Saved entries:
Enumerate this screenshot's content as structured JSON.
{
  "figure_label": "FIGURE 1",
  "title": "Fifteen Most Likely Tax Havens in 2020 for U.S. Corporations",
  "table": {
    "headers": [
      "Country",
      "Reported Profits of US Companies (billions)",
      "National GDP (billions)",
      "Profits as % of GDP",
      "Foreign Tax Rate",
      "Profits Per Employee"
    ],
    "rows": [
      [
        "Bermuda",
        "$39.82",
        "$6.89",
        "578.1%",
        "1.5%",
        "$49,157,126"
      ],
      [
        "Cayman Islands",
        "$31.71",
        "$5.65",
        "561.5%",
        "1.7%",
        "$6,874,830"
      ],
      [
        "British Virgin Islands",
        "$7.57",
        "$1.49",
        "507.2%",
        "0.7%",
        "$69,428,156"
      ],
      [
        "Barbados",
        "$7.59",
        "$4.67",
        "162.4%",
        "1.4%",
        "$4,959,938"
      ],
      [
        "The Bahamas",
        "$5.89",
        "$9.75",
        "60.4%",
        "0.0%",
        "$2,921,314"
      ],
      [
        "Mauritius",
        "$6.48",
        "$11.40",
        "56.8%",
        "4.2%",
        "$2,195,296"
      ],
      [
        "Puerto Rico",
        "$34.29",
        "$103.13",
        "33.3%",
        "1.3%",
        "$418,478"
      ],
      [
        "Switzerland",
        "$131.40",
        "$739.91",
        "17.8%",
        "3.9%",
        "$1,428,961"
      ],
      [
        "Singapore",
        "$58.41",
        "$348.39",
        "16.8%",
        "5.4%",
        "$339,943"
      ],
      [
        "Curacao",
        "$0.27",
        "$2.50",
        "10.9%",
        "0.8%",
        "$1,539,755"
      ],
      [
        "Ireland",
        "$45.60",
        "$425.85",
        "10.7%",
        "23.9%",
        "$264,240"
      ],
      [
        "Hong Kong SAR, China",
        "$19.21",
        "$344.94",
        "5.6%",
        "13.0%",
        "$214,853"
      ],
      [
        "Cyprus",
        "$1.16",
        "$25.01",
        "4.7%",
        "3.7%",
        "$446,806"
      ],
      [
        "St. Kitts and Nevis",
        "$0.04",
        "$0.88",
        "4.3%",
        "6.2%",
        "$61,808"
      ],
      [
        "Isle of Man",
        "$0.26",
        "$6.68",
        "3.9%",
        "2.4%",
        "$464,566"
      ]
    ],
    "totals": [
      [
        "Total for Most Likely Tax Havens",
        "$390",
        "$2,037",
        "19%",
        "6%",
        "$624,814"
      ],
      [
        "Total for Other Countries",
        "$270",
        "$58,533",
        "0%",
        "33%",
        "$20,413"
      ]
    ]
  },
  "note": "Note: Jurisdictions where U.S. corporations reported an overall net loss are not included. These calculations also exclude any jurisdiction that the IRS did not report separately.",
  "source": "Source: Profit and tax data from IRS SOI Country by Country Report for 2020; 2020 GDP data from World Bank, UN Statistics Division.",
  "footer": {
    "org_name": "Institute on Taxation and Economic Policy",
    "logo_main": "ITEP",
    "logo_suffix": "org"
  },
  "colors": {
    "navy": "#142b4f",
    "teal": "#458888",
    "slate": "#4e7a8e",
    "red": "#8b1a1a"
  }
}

Required work: Give all the records again. Match them exactly.

The reply:
Enumerate this screenshot's content as structured JSON.
{
  "figure_label": "FIGURE 1",
  "title": "Fifteen Most Likely Tax Havens in 2020 for U.S. Corporations",
  "table": {
    "headers": [
      "Country",
      "Reported Profits of US Companies (billions)",
      "National GDP (billions)",
      "Profits as % of GDP",
      "Foreign Tax Rate",
      "Profits Per Employee"
    ],
    "rows": [
      [
        "Bermuda",
        "$39.82",
        "$6.89",
        "578.1%",
        "1.5%",
        "$49,157,126"
      ],
      [
        "Cayman Islands",
        "$31.71",
        "$5.65",
        "561.5%",
        "1.7%",
        "$6,874,830"
      ],
      [
        "British Virgin Islands",
        "$7.57",
        "$1.49",
        "507.2%",
        "0.7%",
        "$69,428,156"
      ],
      [
        "Barbados",
        "$7.59",
        "$4.67",
        "162.4%",
        "1.4%",
        "$4,959,938"
      ],
      [
        "The Bahamas",
        "$5.89",
        "$9.75",
        "60.4%",
        "0.0%",
        "$2,921,314"
      ],
      [
        "Mauritius",
        "$6.48",
        "$11.40",
        "56.8%",
        "4.2%",
        "$2,195,296"
      ],
      [
        "Puerto Rico",
        "$34.29",
        "$103.13",
        "33.3%",
        "1.3%",
        "$418,478"
      ],
      [
        "Switzerland",
        "$131.40",
        "$739.91",
        "17.8%",
        "3.9%",
        "$1,428,961"
      ],
      [
        "Singapore",
        "$58.41",
        "$348.39",
        "16.8%",
        "5.4%",
        "$339,943"
      ],
      [
        "Curacao",
        "$0.27",
        "$2.50",
        "10.9%",
        "0.8%",
        "$1,539,755"
      ],
      [
        "Ireland",
        "$45.60",
        "$425.85",
        "10.7%",
        "23.9%",
        "$264,240"
      ],
      [
        "Hong Kong SAR, China",
        "$19.21",
        "$344.94",
        "5.6%",
        "13.0%",
        "$214,853"
      ],
      [
        "Cyprus",
        "$1.16",
        "$25.01",
        "4.7%",
        "3.7%",
        "$446,806"
      ],
      [
        "St. Kitts and Nevis",
        "$0.04",
        "$0.88",
        "4.3%",
        "6.2%",
        "$61,808"
      ],
      [
        "Isle of Man",
        "$0.26",
        "$6.68",
        "3.9%",
        "2.4%",
        "$464,566"
      ]
    ],
    "totals": [
      [
        "Total for Most Likely Tax Havens",
        "$390",
        "$2,037",
        "19%",
        "6%",
        "$624,814"
      ],
      [
        "Total for Other Countries",
        "$270",
        "$58,533",
        "0%",
        "33%",
        "$20,413"
      ]
    ]
  },
  "note": "Note: Jurisdictions where U.S. corporations reported an overall net loss are not included. These calculations also exclude any jurisdiction that the IRS did not report separately.",
  "source": "Source: Profit and tax data from IRS SOI Country by Country Report for 2020; 2020 GDP data from World Bank, UN Statistics Division.",
  "footer": {
    "org_name": "Institute on Taxation and Economic Policy",
    "logo_main": "ITEP",
    "logo_suffix": "org"
  },
  "colors": {
    "navy": "#142b4f",
    "teal": "#458888",
    "slate": "#4e7a8e",
    "red": "#8b1a1a"
  }
}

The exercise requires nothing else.